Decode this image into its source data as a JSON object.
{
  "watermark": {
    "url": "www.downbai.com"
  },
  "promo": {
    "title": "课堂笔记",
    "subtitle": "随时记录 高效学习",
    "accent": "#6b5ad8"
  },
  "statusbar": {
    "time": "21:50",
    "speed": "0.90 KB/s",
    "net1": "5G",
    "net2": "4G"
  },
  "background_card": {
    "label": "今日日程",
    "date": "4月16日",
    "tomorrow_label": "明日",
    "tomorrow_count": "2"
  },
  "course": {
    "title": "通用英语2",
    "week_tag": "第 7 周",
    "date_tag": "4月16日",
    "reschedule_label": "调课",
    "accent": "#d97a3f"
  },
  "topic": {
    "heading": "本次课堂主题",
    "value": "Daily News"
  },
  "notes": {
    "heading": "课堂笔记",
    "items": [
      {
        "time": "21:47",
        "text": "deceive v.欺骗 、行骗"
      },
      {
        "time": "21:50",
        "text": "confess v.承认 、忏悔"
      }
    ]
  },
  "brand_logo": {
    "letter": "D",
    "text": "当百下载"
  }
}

• WRITTEN TASK
Extract the complete listing verbatim.

• TASK SOLUTION
Decode this image into its source data as a JSON object.
{
  "watermark": {
    "url": "www.downbai.com"
  },
  "promo": {
    "title": "课堂笔记",
    "subtitle": "随时记录 高效学习",
    "accent": "#6b5ad8"
  },
  "statusbar": {
    "time": "21:50",
    "speed": "0.90 KB/s",
    "net1": "5G",
    "net2": "4G"
  },
  "background_card": {
    "label": "今日日程",
    "date": "4月16日",
    "tomorrow_label": "明日",
    "tomorrow_count": "2"
  },
  "course": {
    "title": "通用英语2",
    "week_tag": "第 7 周",
    "date_tag": "4月16日",
    "reschedule_label": "调课",
    "accent": "#d97a3f"
  },
  "topic": {
    "heading": "本次课堂主题",
    "value": "Daily News"
  },
  "notes": {
    "heading": "课堂笔记",
    "items": [
      {
        "time": "21:47",
        "text": "deceive v.欺骗 、行骗"
      },
      {
        "time": "21:50",
        "text": "confess v.承认 、忏悔"
      }
    ]
  },
  "brand_logo": {
    "letter": "D",
    "text": "当百下载"
  }
}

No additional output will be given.